■ What you have to do ■
Leave out the pictures and copy every record exactly.

■ Provided data ■
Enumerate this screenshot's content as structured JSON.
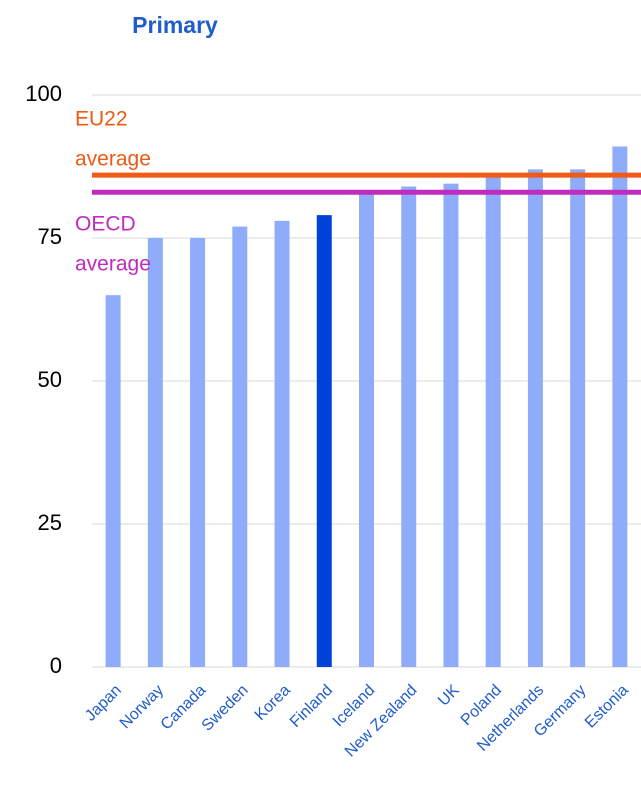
{
  "chart_data": {
    "type": "bar",
    "title": "Primary",
    "categories": [
      "Japan",
      "Norway",
      "Canada",
      "Sweden",
      "Korea",
      "Finland",
      "Iceland",
      "New Zealand",
      "UK",
      "Poland",
      "Netherlands",
      "Germany",
      "Estonia"
    ],
    "values": [
      65,
      75,
      75,
      77,
      78,
      79,
      83,
      84,
      84.5,
      86,
      87,
      87,
      91
    ],
    "colors": [
      "#8eacfa",
      "#8eacfa",
      "#8eacfa",
      "#8eacfa",
      "#8eacfa",
      "#0043d8",
      "#8eacfa",
      "#8eacfa",
      "#8eacfa",
      "#8eacfa",
      "#8eacfa",
      "#8eacfa",
      "#8eacfa"
    ],
    "ylim": [
      0,
      100
    ],
    "yticks": [
      0,
      25,
      50,
      75,
      100
    ],
    "grid": true,
    "reference_lines": [
      {
        "label_lines": [
          "EU22",
          "average"
        ],
        "value": 86,
        "color": "#f05a14"
      },
      {
        "label_lines": [
          "OECD",
          "average"
        ],
        "value": 83,
        "color": "#c02bc0"
      }
    ]
  }
}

■ Worked answer ■
Enumerate this screenshot's content as structured JSON.
{
  "chart_data": {
    "type": "bar",
    "title": "Primary",
    "categories": [
      "Japan",
      "Norway",
      "Canada",
      "Sweden",
      "Korea",
      "Finland",
      "Iceland",
      "New Zealand",
      "UK",
      "Poland",
      "Netherlands",
      "Germany",
      "Estonia"
    ],
    "values": [
      65,
      75,
      75,
      77,
      78,
      79,
      83,
      84,
      84.5,
      86,
      87,
      87,
      91
    ],
    "colors": [
      "#8eacfa",
      "#8eacfa",
      "#8eacfa",
      "#8eacfa",
      "#8eacfa",
      "#0043d8",
      "#8eacfa",
      "#8eacfa",
      "#8eacfa",
      "#8eacfa",
      "#8eacfa",
      "#8eacfa",
      "#8eacfa"
    ],
    "ylim": [
      0,
      100
    ],
    "yticks": [
      0,
      25,
      50,
      75,
      100
    ],
    "grid": true,
    "reference_lines": [
      {
        "label_lines": [
          "EU22",
          "average"
        ],
        "value": 86,
        "color": "#f05a14"
      },
      {
        "label_lines": [
          "OECD",
          "average"
        ],
        "value": 83,
        "color": "#c02bc0"
      }
    ]
  }
}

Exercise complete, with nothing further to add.